> _Problem statement_: Scan the data. Collect each line that contains the word "ularga".

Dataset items
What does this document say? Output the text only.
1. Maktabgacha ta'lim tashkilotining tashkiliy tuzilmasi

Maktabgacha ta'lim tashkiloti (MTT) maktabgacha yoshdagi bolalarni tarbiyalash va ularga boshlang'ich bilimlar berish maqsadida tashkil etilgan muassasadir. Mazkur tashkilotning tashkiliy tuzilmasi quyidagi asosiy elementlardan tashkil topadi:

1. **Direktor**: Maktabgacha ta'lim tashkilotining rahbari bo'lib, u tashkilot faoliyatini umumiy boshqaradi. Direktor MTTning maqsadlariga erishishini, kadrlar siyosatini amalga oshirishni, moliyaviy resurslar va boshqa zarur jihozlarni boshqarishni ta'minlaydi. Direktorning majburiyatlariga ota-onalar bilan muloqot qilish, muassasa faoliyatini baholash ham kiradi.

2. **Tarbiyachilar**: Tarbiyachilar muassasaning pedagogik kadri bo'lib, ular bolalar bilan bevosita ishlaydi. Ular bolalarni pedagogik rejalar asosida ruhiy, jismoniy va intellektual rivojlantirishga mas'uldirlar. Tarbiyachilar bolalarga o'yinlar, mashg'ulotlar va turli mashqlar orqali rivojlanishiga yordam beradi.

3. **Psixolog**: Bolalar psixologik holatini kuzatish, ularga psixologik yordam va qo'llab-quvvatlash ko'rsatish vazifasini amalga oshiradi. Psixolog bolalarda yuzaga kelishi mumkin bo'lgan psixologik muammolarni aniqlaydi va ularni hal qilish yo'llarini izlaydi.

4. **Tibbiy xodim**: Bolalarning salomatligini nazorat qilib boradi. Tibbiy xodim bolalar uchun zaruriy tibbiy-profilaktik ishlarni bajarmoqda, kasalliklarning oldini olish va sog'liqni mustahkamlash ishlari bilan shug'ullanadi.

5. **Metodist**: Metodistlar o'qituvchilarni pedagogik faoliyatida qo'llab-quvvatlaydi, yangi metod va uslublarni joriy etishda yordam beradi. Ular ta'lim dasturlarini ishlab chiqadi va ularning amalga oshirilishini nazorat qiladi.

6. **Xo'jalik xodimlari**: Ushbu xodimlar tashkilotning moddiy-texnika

> _Response below_:
Maktabgacha ta'lim tashkiloti (MTT) maktabgacha yoshdagi bolalarni tarbiyalash va ularga boshlang'ich bilimlar berish maqsadida tashkil etilgan muassasadir. Mazkur tashkilotning tashkiliy tuzilmasi quyidagi asosiy elementlardan tashkil topadi:
3. **Psixolog**: Bolalar psixologik holatini kuzatish, ularga psixologik yordam va qo'llab-quvvatlash ko'rsatish vazifasini amalga oshiradi. Psixolog bolalarda yuzaga kelishi mumkin bo'lgan psixologik muammolarni aniqlaydi va ularni hal qilish yo'llarini izlaydi.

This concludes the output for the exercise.